Entries
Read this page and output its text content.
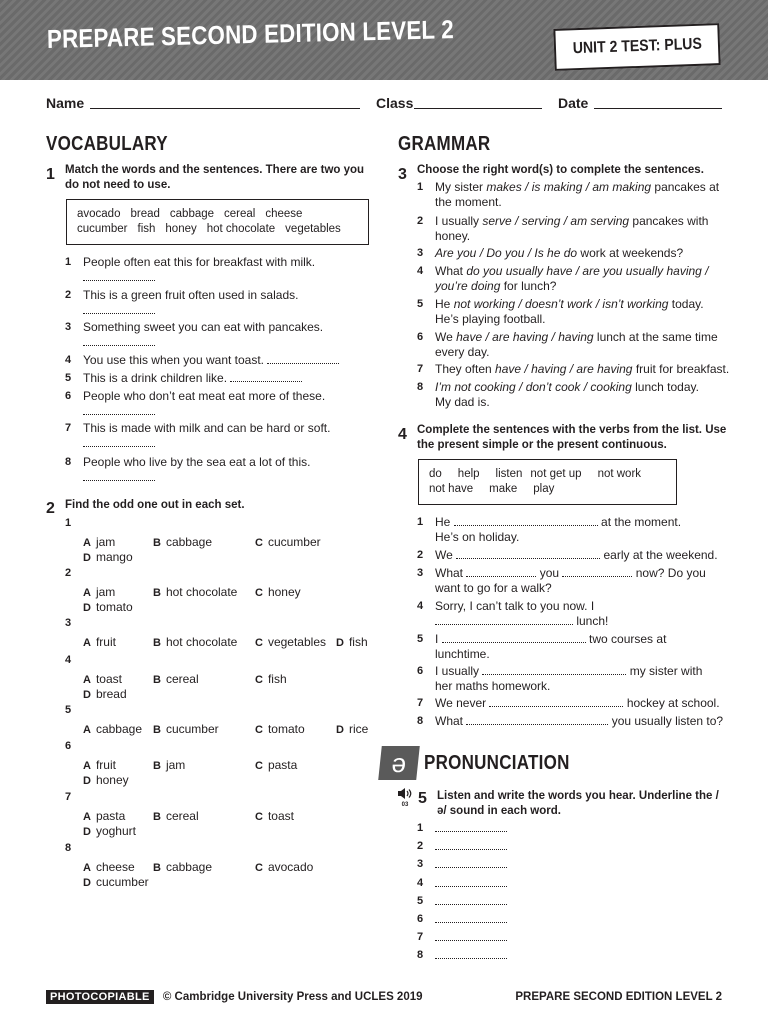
PREPARE SECOND EDITION LEVEL 2	UNIT 2 TEST: PLUS
Name	Class	Date
VOCABULARY
1 Match the words and the sentences. There are two you do not need to use.
avocado bread cabbage cereal cheese
cucumber fish honey hot chocolate vegetables
1 People often eat this for breakfast with milk.

2 This is a green fruit often used in salads.

3 Something sweet you can eat with pancakes.

4 You use this when you want toast.
5 This is a drink children like.
6 People who don’t eat meat eat more of these.

7 This is made with milk and can be hard or soft.

8 People who live by the sea eat a lot of this.

2 Find the odd one out in each set.
1
A jam	B cabbage	C cucumber
D mango
2
A jam	B hot chocolate C honey
D tomato
3
A fruit	B hot chocolate C vegetables D fish
4
A toast	B cereal	C fish
D bread
5
A cabbage B cucumber	C tomato	D rice
6
A fruit	B jam	C pasta
D honey
7
A pasta	B cereal	C toast
D yoghurt
8
A cheese B cabbage	C avocado
D cucumber
GRAMMAR
3 Choose the right word(s) to complete the sentences.
1 My sister makes / is making / am making pancakes at
the moment.
2 I usually serve / serving / am serving pancakes with
honey.
3 Are you / Do you / Is he do work at weekends?
4 What do you usually have / are you usually having /
you’re doing for lunch?
5 He not working / doesn’t work / isn’t working today.
He’s playing football.
6 We have / are having / having lunch at the same time
every day.
7 They often have / having / are having fruit for breakfast.
8 I’m not cooking / don’t cook / cooking lunch today.
My dad is.
4 Complete the sentences with the verbs from the list. Use the present simple or the present continuous.
do help listen not get up not work
not have make play
1 He	at the moment.
He’s on holiday.
2 We	early at the weekend.
3 What	you	now? Do you
want to go for a walk?
4 Sorry, I can’t talk to you now. I
lunch!
5 I	two courses at
lunchtime.
6 I usually	my sister with
her maths homework.
7 We never	hockey at school.
8 What	you usually listen to?
ə PRONUNCIATION
03 5 Listen and write the words you hear. Underline the /ə/ sound in each word.
1
2
3
4
5
6
7
8
PHOTOCOPIABLE © Cambridge University Press and UCLES 2019	PREPARE SECOND EDITION LEVEL 2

What is required
Omit the pictures and give the material again, exactly and in full.

Solution to this problem
Read this page and output its text content.
PREPARE SECOND EDITION LEVEL 2	UNIT 2 TEST: PLUS
Name	Class	Date
VOCABULARY
1 Match the words and the sentences. There are two you do not need to use.
avocado bread cabbage cereal cheese
cucumber fish honey hot chocolate vegetables
1 People often eat this for breakfast with milk.

2 This is a green fruit often used in salads.

3 Something sweet you can eat with pancakes.

4 You use this when you want toast.
5 This is a drink children like.
6 People who don’t eat meat eat more of these.

7 This is made with milk and can be hard or soft.

8 People who live by the sea eat a lot of this.

2 Find the odd one out in each set.
1
A jam	B cabbage	C cucumber
D mango
2
A jam	B hot chocolate C honey
D tomato
3
A fruit	B hot chocolate C vegetables D fish
4
A toast	B cereal	C fish
D bread
5
A cabbage B cucumber	C tomato	D rice
6
A fruit	B jam	C pasta
D honey
7
A pasta	B cereal	C toast
D yoghurt
8
A cheese B cabbage	C avocado
D cucumber
GRAMMAR
3 Choose the right word(s) to complete the sentences.
1 My sister makes / is making / am making pancakes at
the moment.
2 I usually serve / serving / am serving pancakes with
honey.
3 Are you / Do you / Is he do work at weekends?
4 What do you usually have / are you usually having /
you’re doing for lunch?
5 He not working / doesn’t work / isn’t working today.
He’s playing football.
6 We have / are having / having lunch at the same time
every day.
7 They often have / having / are having fruit for breakfast.
8 I’m not cooking / don’t cook / cooking lunch today.
My dad is.
4 Complete the sentences with the verbs from the list. Use the present simple or the present continuous.
do help listen not get up not work
not have make play
1 He	at the moment.
He’s on holiday.
2 We	early at the weekend.
3 What	you	now? Do you
want to go for a walk?
4 Sorry, I can’t talk to you now. I
lunch!
5 I	two courses at
lunchtime.
6 I usually	my sister with
her maths homework.
7 We never	hockey at school.
8 What	you usually listen to?
ə PRONUNCIATION
03 5 Listen and write the words you hear. Underline the /ə/ sound in each word.
1
2
3
4
5
6
7
8
PHOTOCOPIABLE © Cambridge University Press and UCLES 2019	PREPARE SECOND EDITION LEVEL 2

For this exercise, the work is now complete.